Scan the data below and report how many lines include the word "artists". Nothing else is wanted.
----
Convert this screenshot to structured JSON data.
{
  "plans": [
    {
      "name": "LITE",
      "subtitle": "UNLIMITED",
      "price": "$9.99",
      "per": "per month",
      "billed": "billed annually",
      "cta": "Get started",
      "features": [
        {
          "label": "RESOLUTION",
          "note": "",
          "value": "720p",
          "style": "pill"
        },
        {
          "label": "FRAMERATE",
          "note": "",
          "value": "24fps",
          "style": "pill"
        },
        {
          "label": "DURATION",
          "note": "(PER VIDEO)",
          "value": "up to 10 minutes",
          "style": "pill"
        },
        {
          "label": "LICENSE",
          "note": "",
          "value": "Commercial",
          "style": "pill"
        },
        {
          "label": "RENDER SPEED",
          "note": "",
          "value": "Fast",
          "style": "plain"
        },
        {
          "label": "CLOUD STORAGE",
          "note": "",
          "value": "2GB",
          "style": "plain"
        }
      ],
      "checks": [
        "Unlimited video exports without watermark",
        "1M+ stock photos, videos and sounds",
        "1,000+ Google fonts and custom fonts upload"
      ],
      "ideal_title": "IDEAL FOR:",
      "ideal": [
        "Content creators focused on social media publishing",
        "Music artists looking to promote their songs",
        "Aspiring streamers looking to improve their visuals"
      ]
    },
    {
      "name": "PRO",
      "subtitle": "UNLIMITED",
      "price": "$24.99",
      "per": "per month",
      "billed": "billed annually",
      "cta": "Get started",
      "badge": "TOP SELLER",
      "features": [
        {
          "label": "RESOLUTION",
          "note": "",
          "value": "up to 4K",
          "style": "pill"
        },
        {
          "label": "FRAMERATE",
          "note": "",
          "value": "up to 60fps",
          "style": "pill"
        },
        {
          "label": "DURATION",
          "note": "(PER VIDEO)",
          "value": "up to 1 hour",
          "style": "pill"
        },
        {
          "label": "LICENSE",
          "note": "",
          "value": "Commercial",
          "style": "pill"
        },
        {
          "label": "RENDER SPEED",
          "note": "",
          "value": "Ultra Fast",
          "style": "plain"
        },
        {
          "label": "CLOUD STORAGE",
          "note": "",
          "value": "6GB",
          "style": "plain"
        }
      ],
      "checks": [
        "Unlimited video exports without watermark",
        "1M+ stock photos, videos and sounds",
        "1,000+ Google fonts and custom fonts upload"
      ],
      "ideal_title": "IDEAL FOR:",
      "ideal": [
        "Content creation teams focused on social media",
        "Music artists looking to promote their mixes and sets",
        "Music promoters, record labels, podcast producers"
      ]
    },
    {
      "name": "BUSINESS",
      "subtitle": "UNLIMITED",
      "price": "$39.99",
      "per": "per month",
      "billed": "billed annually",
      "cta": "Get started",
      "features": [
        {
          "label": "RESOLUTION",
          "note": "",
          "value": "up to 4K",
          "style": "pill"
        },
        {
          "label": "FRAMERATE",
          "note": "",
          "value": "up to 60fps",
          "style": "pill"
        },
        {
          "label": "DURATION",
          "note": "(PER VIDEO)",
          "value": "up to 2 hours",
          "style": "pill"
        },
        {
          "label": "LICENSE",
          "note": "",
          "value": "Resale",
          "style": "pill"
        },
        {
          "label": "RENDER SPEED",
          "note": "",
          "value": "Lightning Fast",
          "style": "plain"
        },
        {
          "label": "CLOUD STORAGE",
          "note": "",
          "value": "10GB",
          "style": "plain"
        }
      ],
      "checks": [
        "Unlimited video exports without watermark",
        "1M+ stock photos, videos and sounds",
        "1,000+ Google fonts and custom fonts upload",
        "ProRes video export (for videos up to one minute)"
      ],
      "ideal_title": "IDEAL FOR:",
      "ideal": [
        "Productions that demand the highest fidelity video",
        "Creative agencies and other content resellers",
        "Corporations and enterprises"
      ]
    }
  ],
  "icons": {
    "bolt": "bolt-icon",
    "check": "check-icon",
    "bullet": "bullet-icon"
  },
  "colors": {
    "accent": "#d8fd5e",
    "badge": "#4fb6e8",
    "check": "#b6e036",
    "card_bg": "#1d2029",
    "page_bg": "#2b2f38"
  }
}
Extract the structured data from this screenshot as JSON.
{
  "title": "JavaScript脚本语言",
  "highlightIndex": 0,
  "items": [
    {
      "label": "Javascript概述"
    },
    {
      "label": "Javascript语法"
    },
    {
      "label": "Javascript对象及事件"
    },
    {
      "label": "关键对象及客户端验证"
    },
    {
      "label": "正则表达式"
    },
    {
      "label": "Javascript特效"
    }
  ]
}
----
● **ANSWER TO THIS PROBLEM**: 2